_Description of the task_. Search the entries for the word "bottom" and pull out each line that has it.

_Records about charts and figures_.

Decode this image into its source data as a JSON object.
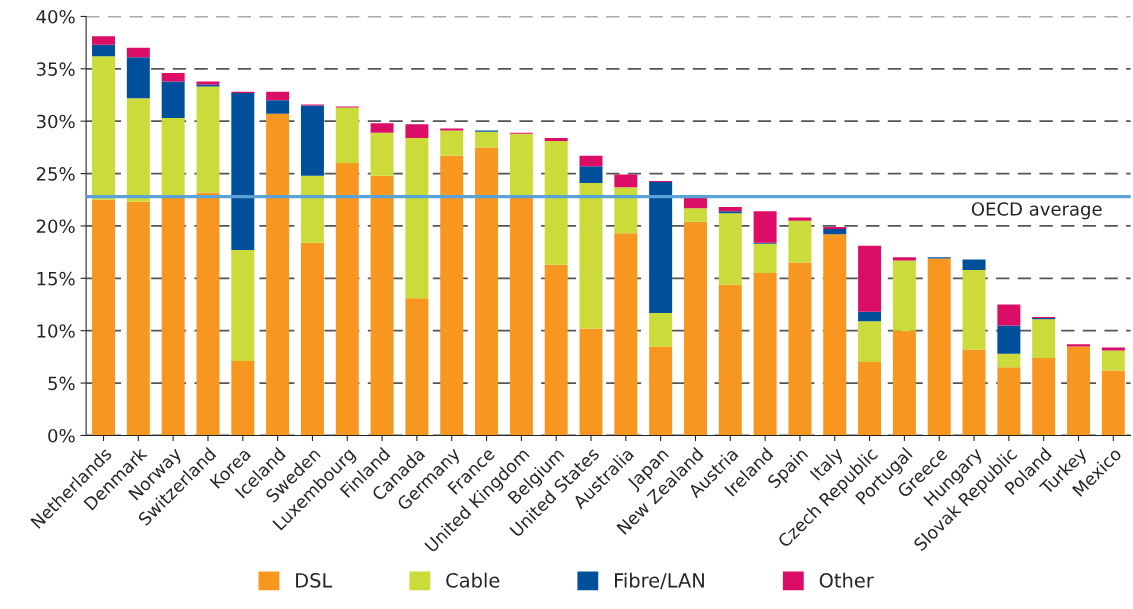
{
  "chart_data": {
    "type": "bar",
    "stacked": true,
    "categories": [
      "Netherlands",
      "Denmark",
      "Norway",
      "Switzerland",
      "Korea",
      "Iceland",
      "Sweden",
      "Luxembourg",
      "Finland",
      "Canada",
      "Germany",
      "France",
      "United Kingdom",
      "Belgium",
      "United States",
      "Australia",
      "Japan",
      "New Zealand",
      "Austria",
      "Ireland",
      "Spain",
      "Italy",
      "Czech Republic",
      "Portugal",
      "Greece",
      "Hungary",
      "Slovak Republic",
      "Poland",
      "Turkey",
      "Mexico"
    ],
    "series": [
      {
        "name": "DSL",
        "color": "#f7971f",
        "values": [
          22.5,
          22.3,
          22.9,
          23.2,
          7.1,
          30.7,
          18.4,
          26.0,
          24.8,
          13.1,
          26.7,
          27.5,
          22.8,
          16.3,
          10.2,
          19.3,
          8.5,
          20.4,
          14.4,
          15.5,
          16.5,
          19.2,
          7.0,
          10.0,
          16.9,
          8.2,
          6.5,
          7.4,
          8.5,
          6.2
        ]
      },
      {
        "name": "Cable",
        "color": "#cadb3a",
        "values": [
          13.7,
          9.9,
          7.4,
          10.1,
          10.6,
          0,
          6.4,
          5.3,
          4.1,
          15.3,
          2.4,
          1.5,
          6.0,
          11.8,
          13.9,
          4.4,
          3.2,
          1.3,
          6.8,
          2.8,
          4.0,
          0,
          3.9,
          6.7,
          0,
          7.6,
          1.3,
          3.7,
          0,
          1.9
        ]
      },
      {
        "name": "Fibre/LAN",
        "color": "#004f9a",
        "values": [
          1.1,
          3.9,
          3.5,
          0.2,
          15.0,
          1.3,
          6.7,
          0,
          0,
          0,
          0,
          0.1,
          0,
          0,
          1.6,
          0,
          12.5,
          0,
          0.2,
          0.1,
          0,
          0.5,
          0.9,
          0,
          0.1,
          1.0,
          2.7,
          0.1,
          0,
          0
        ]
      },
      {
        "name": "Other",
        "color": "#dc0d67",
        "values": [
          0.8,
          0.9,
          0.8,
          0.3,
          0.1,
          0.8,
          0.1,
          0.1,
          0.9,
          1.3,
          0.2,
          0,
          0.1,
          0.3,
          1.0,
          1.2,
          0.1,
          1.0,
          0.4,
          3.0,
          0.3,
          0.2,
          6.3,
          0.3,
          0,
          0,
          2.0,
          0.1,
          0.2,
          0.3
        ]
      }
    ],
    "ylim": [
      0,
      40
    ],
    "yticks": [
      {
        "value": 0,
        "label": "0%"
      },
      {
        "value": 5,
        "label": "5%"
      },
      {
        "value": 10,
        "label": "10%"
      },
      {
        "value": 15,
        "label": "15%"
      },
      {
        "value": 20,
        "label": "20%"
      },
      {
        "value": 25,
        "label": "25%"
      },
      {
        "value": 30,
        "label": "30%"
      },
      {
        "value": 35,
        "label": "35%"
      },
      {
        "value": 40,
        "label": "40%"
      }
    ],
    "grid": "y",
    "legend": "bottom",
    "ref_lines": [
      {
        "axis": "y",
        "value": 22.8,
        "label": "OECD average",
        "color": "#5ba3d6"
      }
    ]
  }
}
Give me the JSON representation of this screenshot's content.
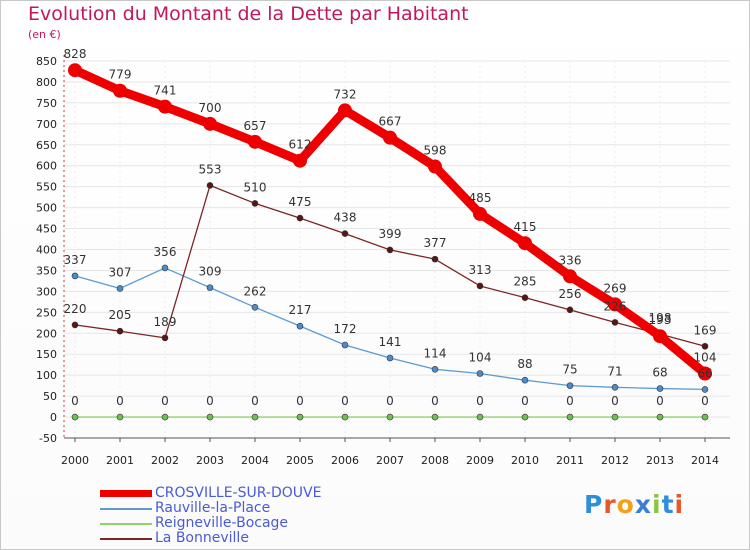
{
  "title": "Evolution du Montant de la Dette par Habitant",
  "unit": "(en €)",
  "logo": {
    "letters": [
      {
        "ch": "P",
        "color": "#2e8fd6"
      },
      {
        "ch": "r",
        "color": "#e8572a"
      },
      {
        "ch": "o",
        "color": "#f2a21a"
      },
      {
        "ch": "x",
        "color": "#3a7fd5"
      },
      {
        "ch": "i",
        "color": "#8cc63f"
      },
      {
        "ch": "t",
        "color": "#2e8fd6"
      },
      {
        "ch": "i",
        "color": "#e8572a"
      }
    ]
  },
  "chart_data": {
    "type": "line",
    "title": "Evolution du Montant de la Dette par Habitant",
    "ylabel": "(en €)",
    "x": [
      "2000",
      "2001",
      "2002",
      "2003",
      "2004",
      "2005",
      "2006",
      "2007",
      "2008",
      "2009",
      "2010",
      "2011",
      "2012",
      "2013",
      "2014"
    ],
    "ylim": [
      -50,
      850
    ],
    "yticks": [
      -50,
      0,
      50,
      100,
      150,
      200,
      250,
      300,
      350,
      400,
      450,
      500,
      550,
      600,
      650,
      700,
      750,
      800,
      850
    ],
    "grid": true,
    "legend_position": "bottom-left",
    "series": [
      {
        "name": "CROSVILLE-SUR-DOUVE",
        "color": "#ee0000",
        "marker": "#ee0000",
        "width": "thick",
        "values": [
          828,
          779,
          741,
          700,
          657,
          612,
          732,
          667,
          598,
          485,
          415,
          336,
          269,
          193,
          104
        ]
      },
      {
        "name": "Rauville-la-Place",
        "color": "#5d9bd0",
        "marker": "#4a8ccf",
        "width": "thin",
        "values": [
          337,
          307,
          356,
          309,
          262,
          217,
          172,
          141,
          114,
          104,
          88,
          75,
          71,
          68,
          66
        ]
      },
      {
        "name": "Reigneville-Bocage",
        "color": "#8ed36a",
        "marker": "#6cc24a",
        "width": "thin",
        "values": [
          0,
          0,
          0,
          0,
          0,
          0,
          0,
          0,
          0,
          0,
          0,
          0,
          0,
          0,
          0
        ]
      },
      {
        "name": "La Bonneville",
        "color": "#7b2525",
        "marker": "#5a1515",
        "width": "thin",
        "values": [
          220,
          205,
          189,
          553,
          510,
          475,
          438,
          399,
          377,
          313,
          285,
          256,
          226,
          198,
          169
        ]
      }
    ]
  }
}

==

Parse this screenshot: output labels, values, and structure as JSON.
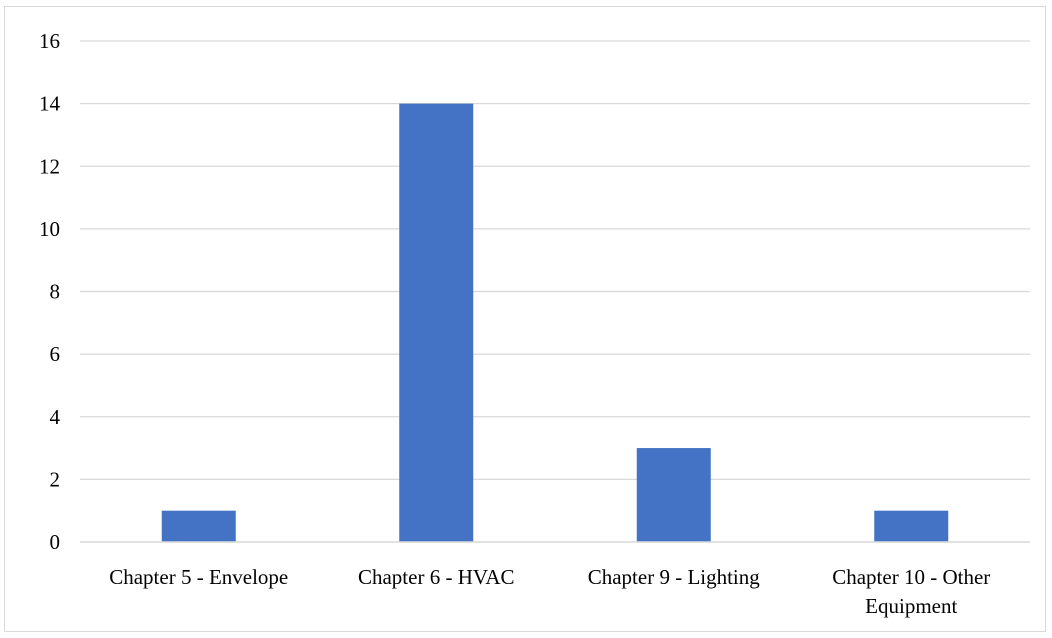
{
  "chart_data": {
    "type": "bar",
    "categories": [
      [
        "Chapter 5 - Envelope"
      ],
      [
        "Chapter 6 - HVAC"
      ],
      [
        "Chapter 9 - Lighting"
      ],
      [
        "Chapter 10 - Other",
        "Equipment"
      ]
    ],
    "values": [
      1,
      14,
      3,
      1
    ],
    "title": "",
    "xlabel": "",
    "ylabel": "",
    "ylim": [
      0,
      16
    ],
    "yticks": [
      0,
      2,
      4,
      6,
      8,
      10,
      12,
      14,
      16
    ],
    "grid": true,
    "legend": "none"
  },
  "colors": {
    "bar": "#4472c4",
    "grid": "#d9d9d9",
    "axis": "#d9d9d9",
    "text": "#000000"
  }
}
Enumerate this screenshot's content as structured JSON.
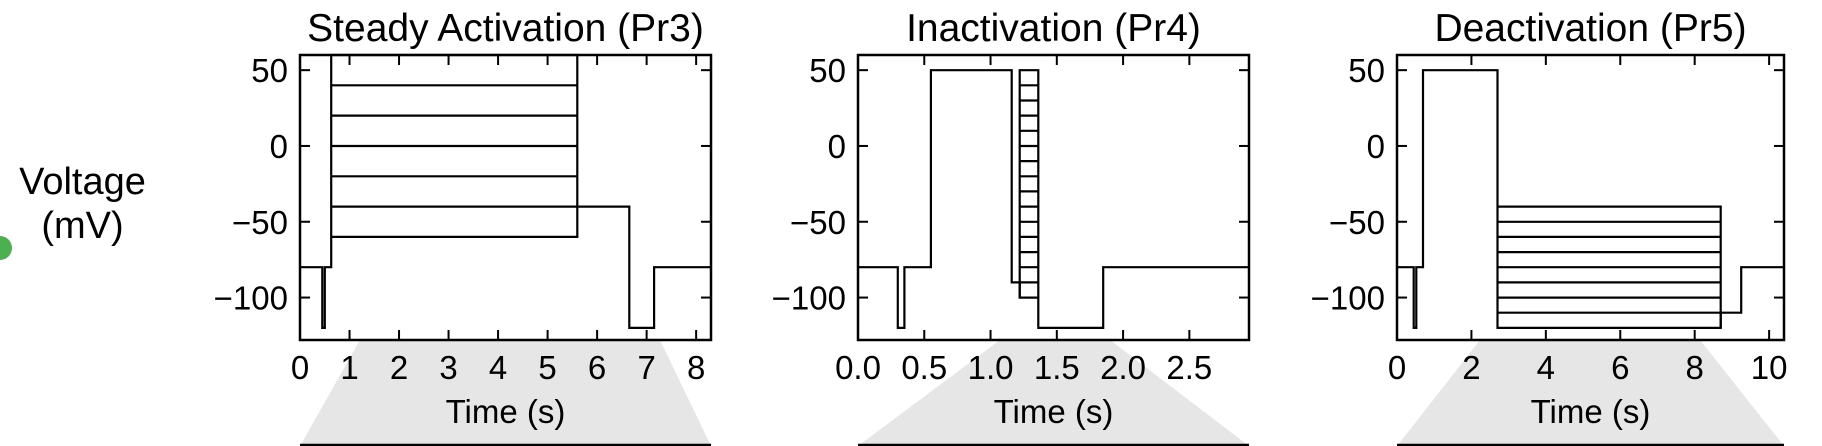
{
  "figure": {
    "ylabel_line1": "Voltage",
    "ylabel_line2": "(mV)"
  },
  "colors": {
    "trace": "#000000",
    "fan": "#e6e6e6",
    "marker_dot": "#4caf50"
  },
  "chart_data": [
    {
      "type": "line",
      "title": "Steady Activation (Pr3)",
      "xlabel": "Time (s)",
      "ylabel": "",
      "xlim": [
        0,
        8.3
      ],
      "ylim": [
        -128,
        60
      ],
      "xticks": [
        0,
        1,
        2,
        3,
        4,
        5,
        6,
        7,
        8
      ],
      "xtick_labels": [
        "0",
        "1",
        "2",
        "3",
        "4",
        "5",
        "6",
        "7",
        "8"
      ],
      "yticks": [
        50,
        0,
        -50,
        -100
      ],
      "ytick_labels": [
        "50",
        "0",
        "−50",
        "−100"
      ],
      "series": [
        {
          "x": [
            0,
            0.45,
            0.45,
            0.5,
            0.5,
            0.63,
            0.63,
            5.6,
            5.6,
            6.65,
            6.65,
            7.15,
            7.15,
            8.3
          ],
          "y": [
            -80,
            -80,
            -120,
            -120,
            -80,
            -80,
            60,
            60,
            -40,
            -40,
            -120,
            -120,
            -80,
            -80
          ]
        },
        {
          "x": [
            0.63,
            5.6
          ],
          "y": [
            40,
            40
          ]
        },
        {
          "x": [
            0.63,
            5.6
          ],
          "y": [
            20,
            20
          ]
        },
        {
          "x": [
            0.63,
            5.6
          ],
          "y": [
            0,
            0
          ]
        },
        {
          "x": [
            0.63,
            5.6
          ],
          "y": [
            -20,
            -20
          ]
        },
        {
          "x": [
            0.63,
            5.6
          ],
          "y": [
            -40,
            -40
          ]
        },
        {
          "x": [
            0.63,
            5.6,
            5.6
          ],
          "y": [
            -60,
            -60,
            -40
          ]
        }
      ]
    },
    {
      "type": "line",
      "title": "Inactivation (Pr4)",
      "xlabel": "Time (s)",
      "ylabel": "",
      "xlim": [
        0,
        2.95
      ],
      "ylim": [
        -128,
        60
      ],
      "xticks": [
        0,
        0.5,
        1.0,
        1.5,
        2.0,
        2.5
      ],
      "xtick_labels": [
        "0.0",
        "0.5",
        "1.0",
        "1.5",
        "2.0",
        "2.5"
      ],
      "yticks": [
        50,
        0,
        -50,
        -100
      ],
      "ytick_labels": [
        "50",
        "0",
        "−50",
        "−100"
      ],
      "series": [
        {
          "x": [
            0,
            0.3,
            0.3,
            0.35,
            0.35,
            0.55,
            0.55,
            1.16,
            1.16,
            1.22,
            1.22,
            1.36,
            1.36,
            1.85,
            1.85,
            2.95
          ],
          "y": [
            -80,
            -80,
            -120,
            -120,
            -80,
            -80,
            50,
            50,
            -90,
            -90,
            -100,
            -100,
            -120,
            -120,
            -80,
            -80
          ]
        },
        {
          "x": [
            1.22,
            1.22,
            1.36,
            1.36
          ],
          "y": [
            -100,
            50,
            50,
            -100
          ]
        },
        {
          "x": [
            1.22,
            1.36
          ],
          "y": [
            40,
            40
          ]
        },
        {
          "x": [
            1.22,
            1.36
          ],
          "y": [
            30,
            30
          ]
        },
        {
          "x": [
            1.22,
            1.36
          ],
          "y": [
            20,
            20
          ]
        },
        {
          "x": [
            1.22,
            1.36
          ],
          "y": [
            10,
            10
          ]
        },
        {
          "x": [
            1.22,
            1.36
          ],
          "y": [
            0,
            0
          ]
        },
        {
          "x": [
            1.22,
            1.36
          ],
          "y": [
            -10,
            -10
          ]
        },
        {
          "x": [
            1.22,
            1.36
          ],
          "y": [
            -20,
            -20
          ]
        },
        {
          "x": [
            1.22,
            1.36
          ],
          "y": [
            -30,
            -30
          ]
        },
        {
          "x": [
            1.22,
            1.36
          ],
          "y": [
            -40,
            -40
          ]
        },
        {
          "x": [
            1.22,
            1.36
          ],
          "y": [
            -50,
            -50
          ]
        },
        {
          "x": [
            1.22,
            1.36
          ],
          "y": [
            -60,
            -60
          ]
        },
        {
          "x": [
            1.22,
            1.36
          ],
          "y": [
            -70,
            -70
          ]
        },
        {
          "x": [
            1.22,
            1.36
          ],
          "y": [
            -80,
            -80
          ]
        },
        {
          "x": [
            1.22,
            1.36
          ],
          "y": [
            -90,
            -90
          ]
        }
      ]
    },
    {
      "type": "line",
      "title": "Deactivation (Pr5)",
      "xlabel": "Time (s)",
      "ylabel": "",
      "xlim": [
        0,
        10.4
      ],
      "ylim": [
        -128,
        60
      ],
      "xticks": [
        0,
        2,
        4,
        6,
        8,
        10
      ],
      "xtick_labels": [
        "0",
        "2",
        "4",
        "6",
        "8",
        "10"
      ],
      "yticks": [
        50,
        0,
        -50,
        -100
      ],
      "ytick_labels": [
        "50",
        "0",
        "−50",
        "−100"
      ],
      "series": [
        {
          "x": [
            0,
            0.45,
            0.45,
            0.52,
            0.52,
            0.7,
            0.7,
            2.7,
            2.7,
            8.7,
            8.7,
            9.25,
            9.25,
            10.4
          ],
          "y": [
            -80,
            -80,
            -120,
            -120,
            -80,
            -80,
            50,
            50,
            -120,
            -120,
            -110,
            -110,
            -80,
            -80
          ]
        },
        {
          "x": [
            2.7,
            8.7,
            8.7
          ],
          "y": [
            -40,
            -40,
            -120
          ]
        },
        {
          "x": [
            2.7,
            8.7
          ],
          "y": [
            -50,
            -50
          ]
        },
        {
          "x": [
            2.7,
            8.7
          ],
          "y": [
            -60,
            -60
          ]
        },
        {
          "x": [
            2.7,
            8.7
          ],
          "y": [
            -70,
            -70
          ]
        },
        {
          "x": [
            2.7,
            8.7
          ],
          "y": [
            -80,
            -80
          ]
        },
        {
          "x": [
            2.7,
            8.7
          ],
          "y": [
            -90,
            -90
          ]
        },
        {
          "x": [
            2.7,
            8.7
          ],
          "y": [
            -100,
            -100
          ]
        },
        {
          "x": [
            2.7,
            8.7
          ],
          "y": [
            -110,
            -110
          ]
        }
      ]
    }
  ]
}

* * *

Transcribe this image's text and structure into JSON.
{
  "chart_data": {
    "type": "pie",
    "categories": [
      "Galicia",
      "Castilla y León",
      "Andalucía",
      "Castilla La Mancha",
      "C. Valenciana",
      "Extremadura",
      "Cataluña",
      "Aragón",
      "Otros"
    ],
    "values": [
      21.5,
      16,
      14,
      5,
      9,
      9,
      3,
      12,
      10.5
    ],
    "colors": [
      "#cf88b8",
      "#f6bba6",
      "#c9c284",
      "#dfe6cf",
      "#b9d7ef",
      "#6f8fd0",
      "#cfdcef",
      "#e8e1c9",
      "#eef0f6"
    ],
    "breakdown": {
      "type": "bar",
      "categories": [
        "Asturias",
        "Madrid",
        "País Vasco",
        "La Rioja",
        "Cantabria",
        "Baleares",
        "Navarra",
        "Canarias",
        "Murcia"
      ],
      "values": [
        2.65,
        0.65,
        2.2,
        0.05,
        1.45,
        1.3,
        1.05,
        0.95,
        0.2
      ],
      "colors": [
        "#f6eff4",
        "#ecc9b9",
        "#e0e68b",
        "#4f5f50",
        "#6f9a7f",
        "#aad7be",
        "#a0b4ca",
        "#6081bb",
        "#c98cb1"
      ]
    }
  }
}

_Solution_.
    "legend": "bottom",
    "legend_position": "bottom-left",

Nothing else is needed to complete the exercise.